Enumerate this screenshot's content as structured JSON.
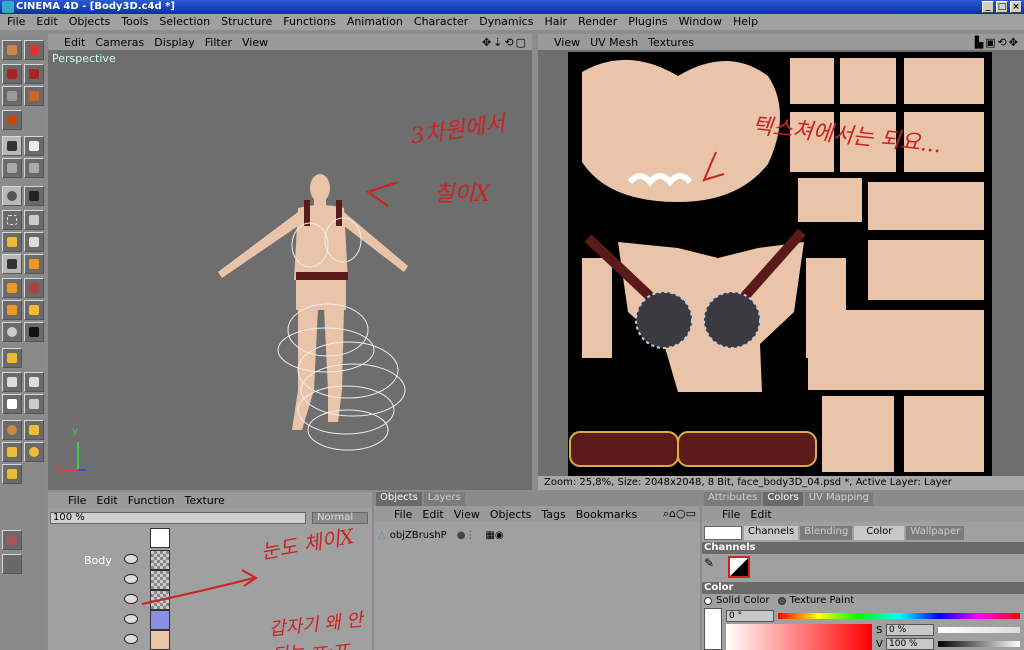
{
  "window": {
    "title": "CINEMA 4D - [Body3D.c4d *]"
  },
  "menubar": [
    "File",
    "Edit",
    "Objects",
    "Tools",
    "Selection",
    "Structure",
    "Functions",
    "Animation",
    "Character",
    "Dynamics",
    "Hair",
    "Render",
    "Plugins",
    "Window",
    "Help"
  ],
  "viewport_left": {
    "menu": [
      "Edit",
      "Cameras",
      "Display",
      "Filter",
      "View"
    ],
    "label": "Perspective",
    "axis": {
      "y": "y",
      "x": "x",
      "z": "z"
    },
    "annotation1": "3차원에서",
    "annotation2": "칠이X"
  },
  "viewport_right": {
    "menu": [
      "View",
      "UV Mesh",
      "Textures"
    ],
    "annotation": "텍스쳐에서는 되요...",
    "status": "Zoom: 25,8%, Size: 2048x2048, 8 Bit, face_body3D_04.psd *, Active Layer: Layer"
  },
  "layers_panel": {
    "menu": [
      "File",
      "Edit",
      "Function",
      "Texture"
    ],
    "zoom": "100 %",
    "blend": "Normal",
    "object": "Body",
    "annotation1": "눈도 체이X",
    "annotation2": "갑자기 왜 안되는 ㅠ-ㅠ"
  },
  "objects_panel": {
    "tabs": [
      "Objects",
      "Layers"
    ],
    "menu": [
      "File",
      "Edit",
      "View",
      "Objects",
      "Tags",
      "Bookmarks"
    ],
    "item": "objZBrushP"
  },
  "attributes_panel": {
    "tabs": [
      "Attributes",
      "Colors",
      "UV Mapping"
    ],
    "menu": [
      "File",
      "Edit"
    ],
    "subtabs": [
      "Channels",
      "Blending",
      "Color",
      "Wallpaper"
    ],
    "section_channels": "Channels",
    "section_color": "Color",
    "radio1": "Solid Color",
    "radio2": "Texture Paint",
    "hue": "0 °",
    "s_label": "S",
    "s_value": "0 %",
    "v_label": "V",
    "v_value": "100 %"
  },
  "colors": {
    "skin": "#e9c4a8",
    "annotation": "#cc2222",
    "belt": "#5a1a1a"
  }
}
---+---
_WHAT YOU NEED TO DO_. What is needed is an exact reproduction of the data, pictures excluded.

_ANSWER FOR THIS EXERCISE_.
Enumerate this screenshot's content as structured JSON.
{
  "window": {
    "title": "CINEMA 4D - [Body3D.c4d *]"
  },
  "menubar": [
    "File",
    "Edit",
    "Objects",
    "Tools",
    "Selection",
    "Structure",
    "Functions",
    "Animation",
    "Character",
    "Dynamics",
    "Hair",
    "Render",
    "Plugins",
    "Window",
    "Help"
  ],
  "viewport_left": {
    "menu": [
      "Edit",
      "Cameras",
      "Display",
      "Filter",
      "View"
    ],
    "label": "Perspective",
    "axis": {
      "y": "y",
      "x": "x",
      "z": "z"
    },
    "annotation1": "3차원에서",
    "annotation2": "칠이X"
  },
  "viewport_right": {
    "menu": [
      "View",
      "UV Mesh",
      "Textures"
    ],
    "annotation": "텍스쳐에서는 되요...",
    "status": "Zoom: 25,8%, Size: 2048x2048, 8 Bit, face_body3D_04.psd *, Active Layer: Layer"
  },
  "layers_panel": {
    "menu": [
      "File",
      "Edit",
      "Function",
      "Texture"
    ],
    "zoom": "100 %",
    "blend": "Normal",
    "object": "Body",
    "annotation1": "눈도 체이X",
    "annotation2": "갑자기 왜 안되는 ㅠ-ㅠ"
  },
  "objects_panel": {
    "tabs": [
      "Objects",
      "Layers"
    ],
    "menu": [
      "File",
      "Edit",
      "View",
      "Objects",
      "Tags",
      "Bookmarks"
    ],
    "item": "objZBrushP"
  },
  "attributes_panel": {
    "tabs": [
      "Attributes",
      "Colors",
      "UV Mapping"
    ],
    "menu": [
      "File",
      "Edit"
    ],
    "subtabs": [
      "Channels",
      "Blending",
      "Color",
      "Wallpaper"
    ],
    "section_channels": "Channels",
    "section_color": "Color",
    "radio1": "Solid Color",
    "radio2": "Texture Paint",
    "hue": "0 °",
    "s_label": "S",
    "s_value": "0 %",
    "v_label": "V",
    "v_value": "100 %"
  },
  "colors": {
    "skin": "#e9c4a8",
    "annotation": "#cc2222",
    "belt": "#5a1a1a"
  }
}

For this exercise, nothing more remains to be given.